▶ _GIVEN TASK_
Please rewrite each line of the listing below as a numbered list, omitting any blank lines and leaving out the pictures.

▶ _PROVIDED DATA_
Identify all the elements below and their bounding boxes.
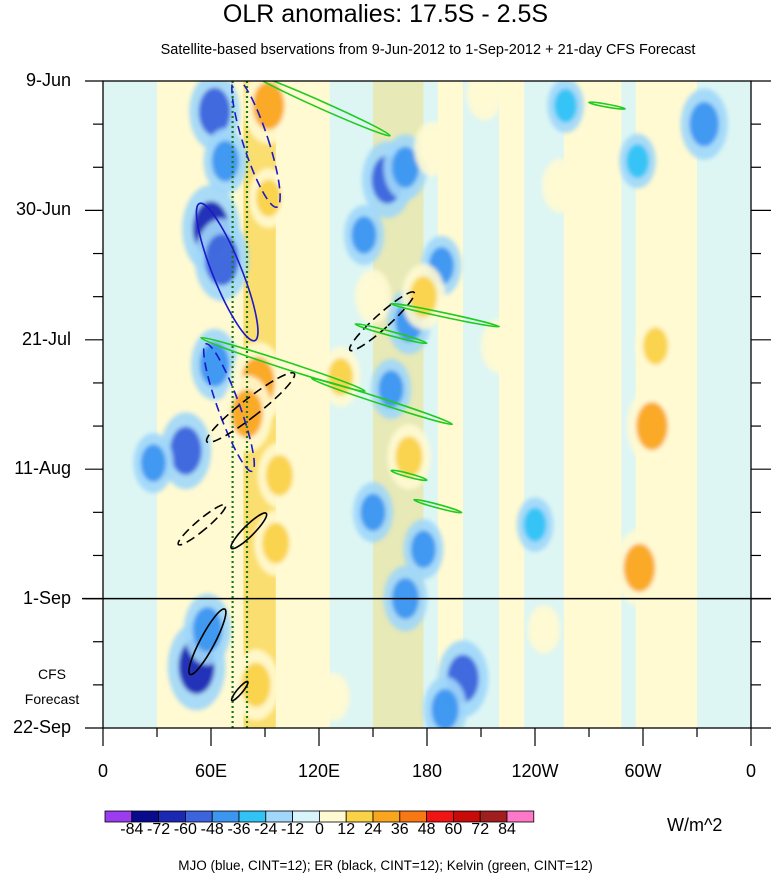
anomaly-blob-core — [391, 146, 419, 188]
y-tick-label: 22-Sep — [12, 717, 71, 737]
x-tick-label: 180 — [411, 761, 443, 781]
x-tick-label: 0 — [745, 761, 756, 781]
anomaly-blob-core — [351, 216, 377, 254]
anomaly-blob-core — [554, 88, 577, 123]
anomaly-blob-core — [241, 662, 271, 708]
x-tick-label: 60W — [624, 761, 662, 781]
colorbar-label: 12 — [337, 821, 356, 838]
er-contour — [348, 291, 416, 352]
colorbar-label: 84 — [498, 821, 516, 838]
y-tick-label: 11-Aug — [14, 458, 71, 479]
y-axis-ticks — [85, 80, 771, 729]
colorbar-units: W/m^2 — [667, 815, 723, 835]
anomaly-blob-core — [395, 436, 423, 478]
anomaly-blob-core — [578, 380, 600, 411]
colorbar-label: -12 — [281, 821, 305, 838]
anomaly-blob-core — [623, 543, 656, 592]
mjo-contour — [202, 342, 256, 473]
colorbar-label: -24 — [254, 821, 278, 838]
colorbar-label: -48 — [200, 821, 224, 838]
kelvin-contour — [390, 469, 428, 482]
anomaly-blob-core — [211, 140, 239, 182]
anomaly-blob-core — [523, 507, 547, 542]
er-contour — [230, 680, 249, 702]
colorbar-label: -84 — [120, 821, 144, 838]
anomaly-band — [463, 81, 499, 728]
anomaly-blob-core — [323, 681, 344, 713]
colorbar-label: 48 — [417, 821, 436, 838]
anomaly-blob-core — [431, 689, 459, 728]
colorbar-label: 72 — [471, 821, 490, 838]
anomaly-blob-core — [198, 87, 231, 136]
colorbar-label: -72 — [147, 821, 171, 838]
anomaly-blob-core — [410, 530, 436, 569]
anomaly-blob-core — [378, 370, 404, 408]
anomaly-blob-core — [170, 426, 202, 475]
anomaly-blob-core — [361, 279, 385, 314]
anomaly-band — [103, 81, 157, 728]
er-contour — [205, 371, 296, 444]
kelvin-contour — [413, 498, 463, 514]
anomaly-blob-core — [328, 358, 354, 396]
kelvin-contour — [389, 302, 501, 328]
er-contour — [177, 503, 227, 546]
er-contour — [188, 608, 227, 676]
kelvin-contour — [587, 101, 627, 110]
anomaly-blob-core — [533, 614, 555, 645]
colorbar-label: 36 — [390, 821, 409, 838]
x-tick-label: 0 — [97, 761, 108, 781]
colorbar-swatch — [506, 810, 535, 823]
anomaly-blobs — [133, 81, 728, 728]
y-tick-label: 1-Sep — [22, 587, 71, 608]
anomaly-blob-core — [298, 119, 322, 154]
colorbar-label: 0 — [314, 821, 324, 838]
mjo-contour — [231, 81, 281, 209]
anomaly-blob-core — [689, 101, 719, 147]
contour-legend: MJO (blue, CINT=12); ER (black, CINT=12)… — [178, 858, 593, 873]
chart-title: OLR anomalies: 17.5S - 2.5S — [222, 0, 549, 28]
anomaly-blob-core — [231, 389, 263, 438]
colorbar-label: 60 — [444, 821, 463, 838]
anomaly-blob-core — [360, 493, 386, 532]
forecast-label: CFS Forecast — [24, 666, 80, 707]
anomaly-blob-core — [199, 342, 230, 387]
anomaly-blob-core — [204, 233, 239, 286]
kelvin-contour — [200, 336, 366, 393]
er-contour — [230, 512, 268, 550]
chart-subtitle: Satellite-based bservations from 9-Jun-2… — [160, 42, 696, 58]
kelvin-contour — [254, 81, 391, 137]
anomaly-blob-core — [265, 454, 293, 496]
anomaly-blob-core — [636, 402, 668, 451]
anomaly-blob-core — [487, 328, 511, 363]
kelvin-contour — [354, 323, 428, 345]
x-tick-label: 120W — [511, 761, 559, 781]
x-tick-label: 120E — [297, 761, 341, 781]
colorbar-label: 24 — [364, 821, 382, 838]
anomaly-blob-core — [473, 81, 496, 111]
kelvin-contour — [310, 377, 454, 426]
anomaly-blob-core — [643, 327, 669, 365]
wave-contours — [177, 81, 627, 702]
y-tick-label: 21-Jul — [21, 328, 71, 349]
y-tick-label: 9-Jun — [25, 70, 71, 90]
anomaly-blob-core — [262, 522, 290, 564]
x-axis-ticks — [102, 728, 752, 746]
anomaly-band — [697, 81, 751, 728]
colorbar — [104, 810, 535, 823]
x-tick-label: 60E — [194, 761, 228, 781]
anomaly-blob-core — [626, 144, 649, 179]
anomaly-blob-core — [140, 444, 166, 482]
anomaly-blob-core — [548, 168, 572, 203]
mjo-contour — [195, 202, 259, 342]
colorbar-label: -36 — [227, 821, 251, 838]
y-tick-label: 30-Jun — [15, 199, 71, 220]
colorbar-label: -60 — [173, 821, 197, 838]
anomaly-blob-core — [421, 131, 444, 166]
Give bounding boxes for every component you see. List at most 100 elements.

▶ _REPLY TO THE EXERCISE_
1. Identify all the elements below and their bounding boxes.
2. anomaly-blob-core — [391, 146, 419, 188]
3. y-tick-label: 22-Sep — [12, 717, 71, 737]
4. x-tick-label: 180 — [411, 761, 443, 781]
5. x-tick-label: 0 — [745, 761, 756, 781]
6. anomaly-blob-core — [351, 216, 377, 254]
7. anomaly-blob-core — [554, 88, 577, 123]
8. anomaly-blob-core — [241, 662, 271, 708]
9. x-tick-label: 60W — [624, 761, 662, 781]
10. colorbar-label: 12 — [337, 821, 356, 838]
11. er-contour — [348, 291, 416, 352]
12. colorbar-label: 84 — [498, 821, 516, 838]
13. y-tick-label: 11-Aug — [14, 458, 71, 479]
14. y-axis-ticks — [85, 80, 771, 729]
15. colorbar-units: W/m^2 — [667, 815, 723, 835]
16. anomaly-blob-core — [395, 436, 423, 478]
17. anomaly-blob-core — [578, 380, 600, 411]
18. colorbar-label: -12 — [281, 821, 305, 838]
19. anomaly-blob-core — [623, 543, 656, 592]
20. mjo-contour — [202, 342, 256, 473]
21. colorbar-label: -24 — [254, 821, 278, 838]
22. colorbar-label: -48 — [200, 821, 224, 838]
23. kelvin-contour — [390, 469, 428, 482]
24. anomaly-blob-core — [211, 140, 239, 182]
25. anomaly-blob-core — [523, 507, 547, 542]
26. er-contour — [230, 680, 249, 702]
27. colorbar-label: -84 — [120, 821, 144, 838]
28. anomaly-band — [463, 81, 499, 728]
29. anomaly-blob-core — [323, 681, 344, 713]
30. colorbar-label: 48 — [417, 821, 436, 838]
31. anomaly-blob-core — [431, 689, 459, 728]
32. colorbar-label: 72 — [471, 821, 490, 838]
33. anomaly-blob-core — [198, 87, 231, 136]
34. colorbar-label: -72 — [147, 821, 171, 838]
35. anomaly-blob-core — [410, 530, 436, 569]
36. anomaly-blob-core — [378, 370, 404, 408]
37. anomaly-blob-core — [170, 426, 202, 475]
38. anomaly-blob-core — [361, 279, 385, 314]
39. anomaly-band — [103, 81, 157, 728]
40. er-contour — [205, 371, 296, 444]
41. kelvin-contour — [413, 498, 463, 514]
42. anomaly-blob-core — [328, 358, 354, 396]
43. kelvin-contour — [389, 302, 501, 328]
44. er-contour — [177, 503, 227, 546]
45. er-contour — [188, 608, 227, 676]
46. kelvin-contour — [587, 101, 627, 110]
47. anomaly-blob-core — [533, 614, 555, 645]
48. colorbar-label: 36 — [390, 821, 409, 838]
49. x-tick-label: 0 — [97, 761, 108, 781]
50. colorbar-swatch — [506, 810, 535, 823]
51. anomaly-blobs — [133, 81, 728, 728]
52. y-tick-label: 1-Sep — [22, 587, 71, 608]
53. anomaly-blob-core — [298, 119, 322, 154]
54. colorbar-label: 0 — [314, 821, 324, 838]
55. mjo-contour — [231, 81, 281, 209]
56. anomaly-blob-core — [689, 101, 719, 147]
57. contour-legend: MJO (blue, CINT=12); ER (black, CINT=12)… — [178, 858, 593, 873]
58. chart-title: OLR anomalies: 17.5S - 2.5S — [222, 0, 549, 28]
59. anomaly-blob-core — [231, 389, 263, 438]
60. colorbar-label: 60 — [444, 821, 463, 838]
61. anomaly-blob-core — [360, 493, 386, 532]
62. forecast-label: CFS Forecast — [24, 666, 80, 707]
63. anomaly-blob-core — [199, 342, 230, 387]
64. anomaly-blob-core — [204, 233, 239, 286]
65. kelvin-contour — [200, 336, 366, 393]
66. er-contour — [230, 512, 268, 550]
67. chart-subtitle: Satellite-based bservations from 9-Jun-2… — [160, 42, 696, 58]
68. kelvin-contour — [254, 81, 391, 137]
69. anomaly-blob-core — [265, 454, 293, 496]
70. anomaly-blob-core — [636, 402, 668, 451]
71. anomaly-blob-core — [487, 328, 511, 363]
72. kelvin-contour — [354, 323, 428, 345]
73. x-tick-label: 120W — [511, 761, 559, 781]
74. x-tick-label: 120E — [297, 761, 341, 781]
75. colorbar-label: 24 — [364, 821, 382, 838]
76. anomaly-blob-core — [473, 81, 496, 111]
77. kelvin-contour — [310, 377, 454, 426]
78. anomaly-blob-core — [643, 327, 669, 365]
79. wave-contours — [177, 81, 627, 702]
80. y-tick-label: 21-Jul — [21, 328, 71, 349]
81. y-tick-label: 9-Jun — [25, 70, 71, 90]
82. anomaly-blob-core — [262, 522, 290, 564]
83. x-axis-ticks — [102, 728, 752, 746]
84. anomaly-band — [697, 81, 751, 728]
85. colorbar — [104, 810, 535, 823]
86. x-tick-label: 60E — [194, 761, 228, 781]
87. anomaly-blob-core — [626, 144, 649, 179]
88. anomaly-blob-core — [140, 444, 166, 482]
89. anomaly-blob-core — [548, 168, 572, 203]
90. mjo-contour — [195, 202, 259, 342]
91. colorbar-label: -36 — [227, 821, 251, 838]
92. y-tick-label: 30-Jun — [15, 199, 71, 220]
93. colorbar-label: -60 — [173, 821, 197, 838]
94. anomaly-blob-core — [421, 131, 444, 166]
95. Give bounding boxes for every component you see. List at most 100 elements.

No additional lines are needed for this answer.